▶ **PASSAGE SHOWN**
• • • • • • •

Behira's doing great. They are still working on the basement - probably for the next two weeks. The animals are taking it in stride despite spending time in my office at 2-3 day clips every week. 

Today was put everyone back in their tanks day as the workers finished for the week. 

Got some nice pics of Behira while putting her back. What a sweetheart. Although, she's getting strong!!!!

----------

_Kam_ (12-25-2021),_richardhind1972_ (12-25-2021),_WrongPython_ (12-25-2021)

----------


## Bogertophis

She's looking great- I had a couple of my rat snakes snakes outside today for sunshine -it was in the low 70's- totally crazy weather for late December here, but much enjoyed.   :Cool:

----------

_dakski_ (12-24-2021)

----------


## dakski

> She's looking great- I had a couple of my rat snakes snakes outside today for sunshine -it was in the low 70's- totally crazy weather for late December here, but much enjoyed.


That's great RE rat snakes. Yeah, we have snow on the ground in CT here. Nice and warm inside though.

----------


## Bogertophis

> That's great RE rat snakes. Yeah, we have snow on the ground in CT here. Nice and warm inside though.

• • • • • • •

▶ **RECORDS**
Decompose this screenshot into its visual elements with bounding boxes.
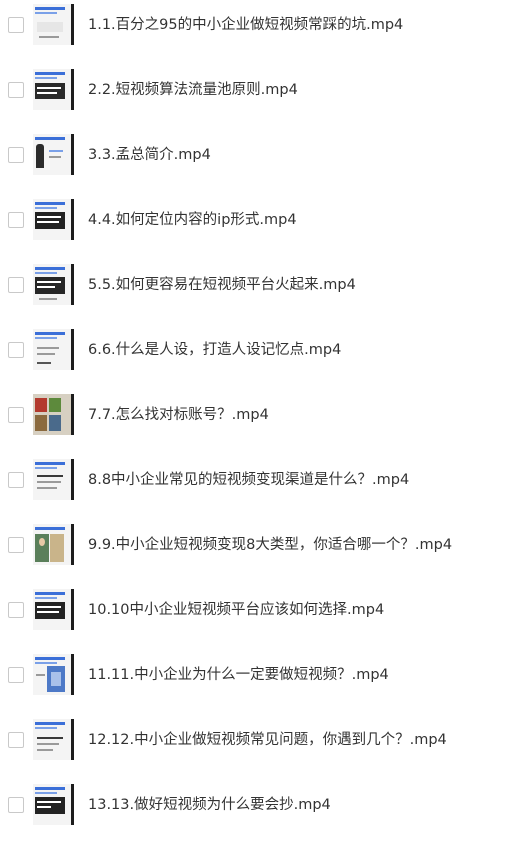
file-row[interactable]: 1.1.百分之95的中小企业做短视频常踩的坑.mp4 bbox=[0, 0, 528, 57]
file-row[interactable]: 10.10中小企业短视频平台应该如何选择.mp4 bbox=[0, 577, 528, 642]
row-checkbox[interactable] bbox=[8, 406, 24, 423]
file-row[interactable]: 4.4.如何定位内容的ip形式.mp4 bbox=[0, 187, 528, 252]
video-thumbnail[interactable] bbox=[33, 69, 74, 110]
video-thumbnail[interactable] bbox=[33, 134, 74, 175]
file-row[interactable]: 9.9.中小企业短视频变现8大类型，你适合哪一个？.mp4 bbox=[0, 512, 528, 577]
file-name[interactable]: 7.7.怎么找对标账号？.mp4 bbox=[88, 406, 269, 424]
row-checkbox[interactable] bbox=[8, 666, 24, 683]
video-thumbnail[interactable] bbox=[33, 524, 74, 565]
video-thumbnail[interactable] bbox=[33, 199, 74, 240]
file-row[interactable]: 13.13.做好短视频为什么要会抄.mp4 bbox=[0, 772, 528, 837]
row-checkbox[interactable] bbox=[8, 146, 24, 163]
row-checkbox[interactable] bbox=[8, 471, 24, 488]
file-row[interactable]: 7.7.怎么找对标账号？.mp4 bbox=[0, 382, 528, 447]
file-name[interactable]: 3.3.孟总简介.mp4 bbox=[88, 146, 211, 164]
file-row[interactable]: 3.3.孟总简介.mp4 bbox=[0, 122, 528, 187]
row-checkbox[interactable] bbox=[8, 81, 24, 98]
file-row[interactable]: 5.5.如何更容易在短视频平台火起来.mp4 bbox=[0, 252, 528, 317]
row-checkbox[interactable] bbox=[8, 536, 24, 553]
file-name[interactable]: 1.1.百分之95的中小企业做短视频常踩的坑.mp4 bbox=[88, 16, 403, 34]
file-row[interactable]: 8.8中小企业常见的短视频变现渠道是什么？.mp4 bbox=[0, 447, 528, 512]
video-thumbnail[interactable] bbox=[33, 719, 74, 760]
file-row[interactable]: 11.11.中小企业为什么一定要做短视频？.mp4 bbox=[0, 642, 528, 707]
video-thumbnail[interactable] bbox=[33, 394, 74, 435]
file-name[interactable]: 4.4.如何定位内容的ip形式.mp4 bbox=[88, 211, 297, 229]
file-name[interactable]: 9.9.中小企业短视频变现8大类型，你适合哪一个？.mp4 bbox=[88, 536, 452, 554]
row-checkbox[interactable] bbox=[8, 796, 24, 813]
file-row[interactable]: 2.2.短视频算法流量池原则.mp4 bbox=[0, 57, 528, 122]
row-checkbox[interactable] bbox=[8, 601, 24, 618]
video-thumbnail[interactable] bbox=[33, 329, 74, 370]
file-name[interactable]: 5.5.如何更容易在短视频平台火起来.mp4 bbox=[88, 276, 356, 294]
video-thumbnail[interactable] bbox=[33, 784, 74, 825]
video-thumbnail[interactable] bbox=[33, 654, 74, 695]
row-checkbox[interactable] bbox=[8, 731, 24, 748]
file-name[interactable]: 12.12.中小企业做短视频常见问题，你遇到几个？.mp4 bbox=[88, 731, 447, 749]
video-thumbnail[interactable] bbox=[33, 4, 74, 45]
file-name[interactable]: 10.10中小企业短视频平台应该如何选择.mp4 bbox=[88, 601, 384, 619]
file-row[interactable]: 12.12.中小企业做短视频常见问题，你遇到几个？.mp4 bbox=[0, 707, 528, 772]
file-name[interactable]: 13.13.做好短视频为什么要会抄.mp4 bbox=[88, 796, 331, 814]
file-name[interactable]: 6.6.什么是人设，打造人设记忆点.mp4 bbox=[88, 341, 341, 359]
file-row[interactable]: 6.6.什么是人设，打造人设记忆点.mp4 bbox=[0, 317, 528, 382]
row-checkbox[interactable] bbox=[8, 276, 24, 293]
row-checkbox[interactable] bbox=[8, 341, 24, 358]
row-checkbox[interactable] bbox=[8, 16, 24, 33]
file-name[interactable]: 2.2.短视频算法流量池原则.mp4 bbox=[88, 81, 298, 99]
file-name[interactable]: 8.8中小企业常见的短视频变现渠道是什么？.mp4 bbox=[88, 471, 409, 489]
row-checkbox[interactable] bbox=[8, 211, 24, 228]
video-thumbnail[interactable] bbox=[33, 589, 74, 630]
video-thumbnail[interactable] bbox=[33, 459, 74, 500]
video-thumbnail[interactable] bbox=[33, 264, 74, 305]
file-list: 1.1.百分之95的中小企业做短视频常踩的坑.mp4 2.2.短视频算法流量池原… bbox=[0, 0, 528, 845]
file-name[interactable]: 11.11.中小企业为什么一定要做短视频？.mp4 bbox=[88, 666, 389, 684]
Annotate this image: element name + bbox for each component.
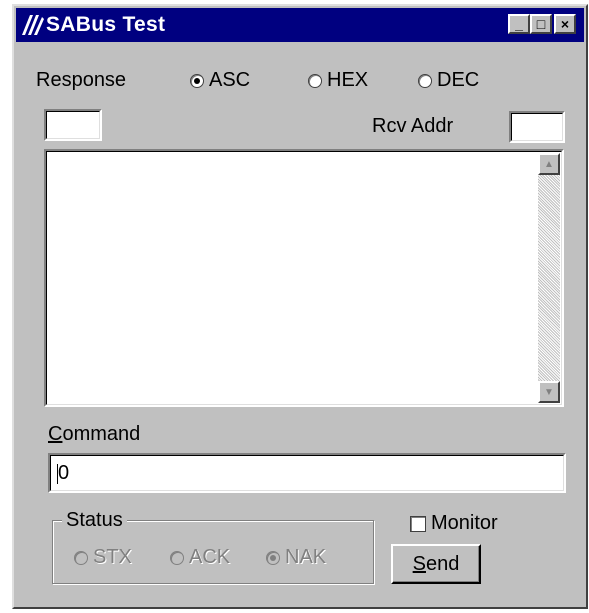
command-value: 0 [57, 462, 70, 484]
window-title: SABus Test [46, 13, 166, 36]
send-button[interactable]: Send [391, 544, 481, 584]
radio-stx-label: STX [93, 546, 132, 568]
response-output-area[interactable]: ▲ ▼ [44, 149, 564, 407]
command-input[interactable]: 0 [48, 453, 566, 493]
maximize-icon: □ [536, 16, 546, 32]
radio-stx[interactable]: STX [74, 546, 132, 569]
radio-indicator-icon [170, 550, 184, 565]
scroll-down-button[interactable]: ▼ [538, 381, 560, 403]
scroll-up-button[interactable]: ▲ [538, 153, 560, 175]
minimize-icon: _ [515, 16, 523, 32]
checkbox-box-icon [410, 515, 426, 532]
command-label: Command [48, 423, 141, 445]
send-label: Send [412, 552, 460, 575]
app-icon [22, 15, 44, 35]
radio-indicator-icon [418, 73, 432, 88]
maximize-button[interactable]: □ [530, 14, 552, 34]
rcv-addr-field[interactable] [509, 111, 565, 143]
radio-dec[interactable]: DEC [418, 69, 479, 92]
response-code-field[interactable] [44, 109, 102, 141]
scroll-up-arrow-icon: ▲ [544, 158, 554, 170]
radio-nak-label: NAK [285, 546, 327, 568]
radio-asc-label: ASC [209, 69, 251, 91]
radio-asc[interactable]: ASC [190, 69, 250, 92]
radio-indicator-icon [190, 73, 204, 88]
radio-dec-label: DEC [437, 69, 480, 91]
vertical-scrollbar[interactable]: ▲ ▼ [538, 153, 560, 403]
close-icon: × [560, 16, 570, 32]
scroll-down-arrow-icon: ▼ [544, 386, 554, 398]
response-label: Response [36, 69, 127, 91]
radio-indicator-icon [74, 550, 88, 565]
status-group-label: Status [62, 509, 127, 532]
radio-hex[interactable]: HEX [308, 69, 368, 92]
monitor-label: Monitor [431, 512, 498, 534]
radio-hex-label: HEX [327, 69, 369, 91]
radio-ack-label: ACK [189, 546, 231, 568]
close-button[interactable]: × [554, 14, 576, 34]
radio-indicator-icon [308, 73, 322, 88]
radio-nak[interactable]: NAK [266, 546, 326, 569]
rcv-addr-label: Rcv Addr [372, 115, 454, 137]
radio-indicator-icon [266, 550, 280, 565]
sabus-test-window: SABus Test _ □ × Response ASC HEX DEC Rc… [12, 4, 588, 609]
monitor-checkbox[interactable]: Monitor [410, 512, 498, 535]
minimize-button[interactable]: _ [508, 14, 530, 34]
title-bar[interactable]: SABus Test _ □ × [16, 8, 584, 42]
radio-ack[interactable]: ACK [170, 546, 230, 569]
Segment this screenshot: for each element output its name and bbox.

• • • • • • •

▶ **WORK INSTRUCTIONS**
A: In the forum thread, how warm was it on the day a couple of rat snakes were put outside for sunshine?
B: Rewrite the forum thread beginning at "Today was put" and ending after "Python_ (12-25-2021)", putting "contractors" wherever "workers" appears.

▶ **RESULTS FOR THE EXERCISE**
A: It was in the low 70's.

B:
Today was put everyone back in their tanks day as the contractors finished for the week. 

Got some nice pics of Behira while putting her back. What a sweetheart. Although, she's getting strong!!!!

----------

_Kam_ (12-25-2021),_richardhind1972_ (12-25-2021),_WrongPython_ (12-25-2021)